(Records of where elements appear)
╭──
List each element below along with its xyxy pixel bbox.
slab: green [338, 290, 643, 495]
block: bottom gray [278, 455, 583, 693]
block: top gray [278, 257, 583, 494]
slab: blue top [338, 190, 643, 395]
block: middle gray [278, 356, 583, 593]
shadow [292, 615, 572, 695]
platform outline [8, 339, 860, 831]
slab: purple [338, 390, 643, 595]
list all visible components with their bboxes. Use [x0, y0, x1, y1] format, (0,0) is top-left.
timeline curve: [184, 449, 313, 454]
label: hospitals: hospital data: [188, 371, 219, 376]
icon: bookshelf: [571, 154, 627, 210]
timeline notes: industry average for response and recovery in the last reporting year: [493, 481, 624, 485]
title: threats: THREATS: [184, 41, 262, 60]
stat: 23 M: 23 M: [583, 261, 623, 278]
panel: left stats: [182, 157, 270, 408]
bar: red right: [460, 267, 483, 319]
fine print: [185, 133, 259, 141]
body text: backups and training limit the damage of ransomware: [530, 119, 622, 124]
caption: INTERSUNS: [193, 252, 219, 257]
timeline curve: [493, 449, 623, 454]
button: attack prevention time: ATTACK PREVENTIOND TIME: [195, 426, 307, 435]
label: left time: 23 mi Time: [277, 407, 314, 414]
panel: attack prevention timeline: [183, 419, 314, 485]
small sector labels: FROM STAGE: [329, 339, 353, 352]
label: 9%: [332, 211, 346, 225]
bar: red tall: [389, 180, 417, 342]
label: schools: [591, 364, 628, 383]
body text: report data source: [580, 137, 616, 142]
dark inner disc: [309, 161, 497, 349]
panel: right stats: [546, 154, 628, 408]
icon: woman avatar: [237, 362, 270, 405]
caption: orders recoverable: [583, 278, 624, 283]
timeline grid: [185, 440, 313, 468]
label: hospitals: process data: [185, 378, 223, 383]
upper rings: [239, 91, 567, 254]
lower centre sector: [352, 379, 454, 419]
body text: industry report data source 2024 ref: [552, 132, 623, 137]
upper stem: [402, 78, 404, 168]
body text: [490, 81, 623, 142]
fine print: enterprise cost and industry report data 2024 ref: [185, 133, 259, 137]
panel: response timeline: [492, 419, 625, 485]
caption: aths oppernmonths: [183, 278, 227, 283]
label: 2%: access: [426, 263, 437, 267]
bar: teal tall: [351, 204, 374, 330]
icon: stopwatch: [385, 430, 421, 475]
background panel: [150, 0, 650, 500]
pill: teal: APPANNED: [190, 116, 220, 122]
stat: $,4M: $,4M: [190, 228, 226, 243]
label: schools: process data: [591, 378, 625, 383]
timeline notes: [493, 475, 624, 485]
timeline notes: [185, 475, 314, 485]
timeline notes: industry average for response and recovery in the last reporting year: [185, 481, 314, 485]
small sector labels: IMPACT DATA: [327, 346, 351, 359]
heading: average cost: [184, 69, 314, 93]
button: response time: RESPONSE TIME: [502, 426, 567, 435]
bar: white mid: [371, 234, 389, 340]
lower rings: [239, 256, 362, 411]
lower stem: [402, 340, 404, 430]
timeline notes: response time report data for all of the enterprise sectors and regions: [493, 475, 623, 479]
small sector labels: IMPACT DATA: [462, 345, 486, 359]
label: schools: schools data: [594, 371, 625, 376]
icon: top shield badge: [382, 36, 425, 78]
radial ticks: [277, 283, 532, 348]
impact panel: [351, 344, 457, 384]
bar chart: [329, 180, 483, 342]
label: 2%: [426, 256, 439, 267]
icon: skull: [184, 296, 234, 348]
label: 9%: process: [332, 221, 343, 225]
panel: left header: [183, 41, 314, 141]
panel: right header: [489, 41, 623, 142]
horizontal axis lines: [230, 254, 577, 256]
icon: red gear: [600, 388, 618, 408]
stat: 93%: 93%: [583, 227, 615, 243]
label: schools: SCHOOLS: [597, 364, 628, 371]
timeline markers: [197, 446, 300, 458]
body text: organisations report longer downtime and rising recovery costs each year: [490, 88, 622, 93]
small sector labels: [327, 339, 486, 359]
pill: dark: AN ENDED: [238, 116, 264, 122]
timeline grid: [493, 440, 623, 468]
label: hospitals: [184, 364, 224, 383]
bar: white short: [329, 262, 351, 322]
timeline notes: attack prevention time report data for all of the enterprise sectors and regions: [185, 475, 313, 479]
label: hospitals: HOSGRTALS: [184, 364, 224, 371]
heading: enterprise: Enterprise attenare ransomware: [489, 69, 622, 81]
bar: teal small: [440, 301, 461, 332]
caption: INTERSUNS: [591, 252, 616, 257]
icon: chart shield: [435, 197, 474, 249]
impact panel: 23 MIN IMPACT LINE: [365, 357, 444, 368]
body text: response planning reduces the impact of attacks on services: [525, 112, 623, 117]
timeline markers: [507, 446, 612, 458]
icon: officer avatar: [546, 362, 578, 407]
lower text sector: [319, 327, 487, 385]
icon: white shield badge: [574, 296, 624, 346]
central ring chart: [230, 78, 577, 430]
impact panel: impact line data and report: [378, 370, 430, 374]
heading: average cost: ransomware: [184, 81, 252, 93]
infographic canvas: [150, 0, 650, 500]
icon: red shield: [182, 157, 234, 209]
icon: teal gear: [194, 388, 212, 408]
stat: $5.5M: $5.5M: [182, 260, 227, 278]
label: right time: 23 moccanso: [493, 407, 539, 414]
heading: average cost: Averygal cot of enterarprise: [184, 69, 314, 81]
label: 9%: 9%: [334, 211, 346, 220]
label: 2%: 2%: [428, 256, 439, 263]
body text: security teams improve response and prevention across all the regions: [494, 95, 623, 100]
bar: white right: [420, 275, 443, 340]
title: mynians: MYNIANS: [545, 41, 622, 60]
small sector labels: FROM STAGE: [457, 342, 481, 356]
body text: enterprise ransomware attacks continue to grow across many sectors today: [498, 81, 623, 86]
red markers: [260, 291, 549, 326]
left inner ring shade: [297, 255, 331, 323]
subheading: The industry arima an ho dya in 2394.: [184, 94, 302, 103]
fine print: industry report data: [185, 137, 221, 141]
╰──
* Required task: Switch every "gray" to "silver" in the stretch from the start of the records through the line containing "platform outline [8, 339, 860, 831]", leaving everything else unchanged. Return only those lines.

* Result of the task:
List each element below along with its xyxy pixel bbox.
slab: green [338, 290, 643, 495]
block: bottom silver [278, 455, 583, 693]
block: top silver [278, 257, 583, 494]
slab: blue top [338, 190, 643, 395]
block: middle silver [278, 356, 583, 593]
shadow [292, 615, 572, 695]
platform outline [8, 339, 860, 831]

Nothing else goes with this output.